- _To be done_:
Find each line with the word "this" in it, then give the total alone.

- _Materials provided_:

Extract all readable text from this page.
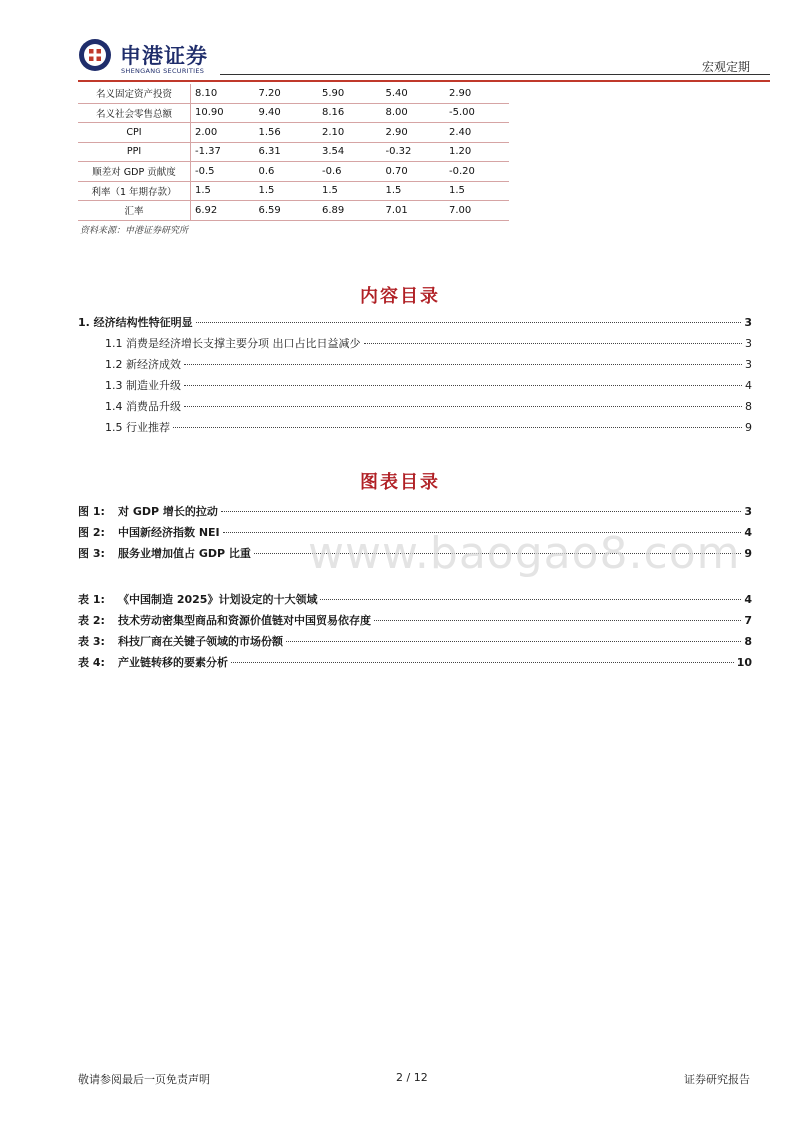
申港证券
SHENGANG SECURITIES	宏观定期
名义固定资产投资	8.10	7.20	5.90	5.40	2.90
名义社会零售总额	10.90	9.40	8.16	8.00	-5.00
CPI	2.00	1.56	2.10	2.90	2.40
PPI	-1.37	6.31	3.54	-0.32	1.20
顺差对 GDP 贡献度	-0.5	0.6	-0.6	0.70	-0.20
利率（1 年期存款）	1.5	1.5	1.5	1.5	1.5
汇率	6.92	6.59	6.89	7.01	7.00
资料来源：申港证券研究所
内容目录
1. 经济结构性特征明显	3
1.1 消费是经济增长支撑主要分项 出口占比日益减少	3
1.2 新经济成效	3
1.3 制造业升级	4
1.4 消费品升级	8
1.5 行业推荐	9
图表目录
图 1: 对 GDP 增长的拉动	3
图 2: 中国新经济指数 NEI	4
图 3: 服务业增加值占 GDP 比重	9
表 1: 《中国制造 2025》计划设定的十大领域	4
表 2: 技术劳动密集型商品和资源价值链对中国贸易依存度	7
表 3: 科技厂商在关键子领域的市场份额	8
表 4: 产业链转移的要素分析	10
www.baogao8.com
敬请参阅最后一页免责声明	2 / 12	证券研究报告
* * *
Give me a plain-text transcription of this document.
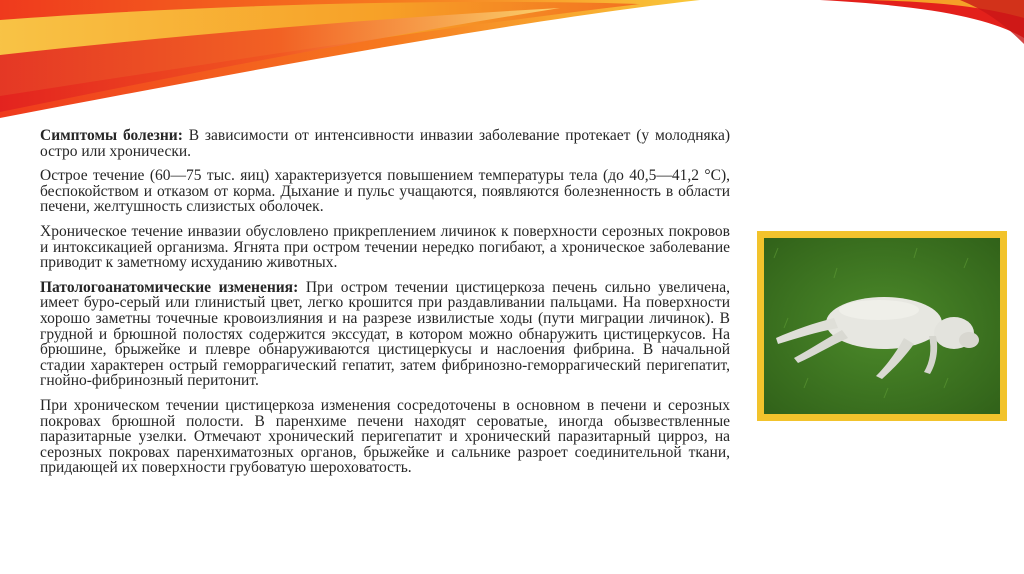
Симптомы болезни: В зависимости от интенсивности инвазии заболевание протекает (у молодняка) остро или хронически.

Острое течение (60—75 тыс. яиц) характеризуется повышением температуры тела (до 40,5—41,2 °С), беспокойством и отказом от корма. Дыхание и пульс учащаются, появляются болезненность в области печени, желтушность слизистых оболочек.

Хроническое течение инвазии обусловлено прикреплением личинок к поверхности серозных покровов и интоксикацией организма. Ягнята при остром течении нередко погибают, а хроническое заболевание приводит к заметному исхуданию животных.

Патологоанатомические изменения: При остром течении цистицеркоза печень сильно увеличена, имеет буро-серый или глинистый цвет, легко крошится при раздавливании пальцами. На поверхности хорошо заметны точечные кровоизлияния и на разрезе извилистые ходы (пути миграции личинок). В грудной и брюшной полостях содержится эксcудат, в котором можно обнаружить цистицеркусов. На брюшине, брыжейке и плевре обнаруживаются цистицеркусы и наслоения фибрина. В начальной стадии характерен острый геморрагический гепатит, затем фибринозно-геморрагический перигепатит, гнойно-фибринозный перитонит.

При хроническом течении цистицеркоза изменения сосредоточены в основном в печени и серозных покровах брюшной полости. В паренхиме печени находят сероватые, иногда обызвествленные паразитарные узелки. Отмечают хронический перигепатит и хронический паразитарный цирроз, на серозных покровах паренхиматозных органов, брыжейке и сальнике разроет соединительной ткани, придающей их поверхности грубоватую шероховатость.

- _Answer in full_:
2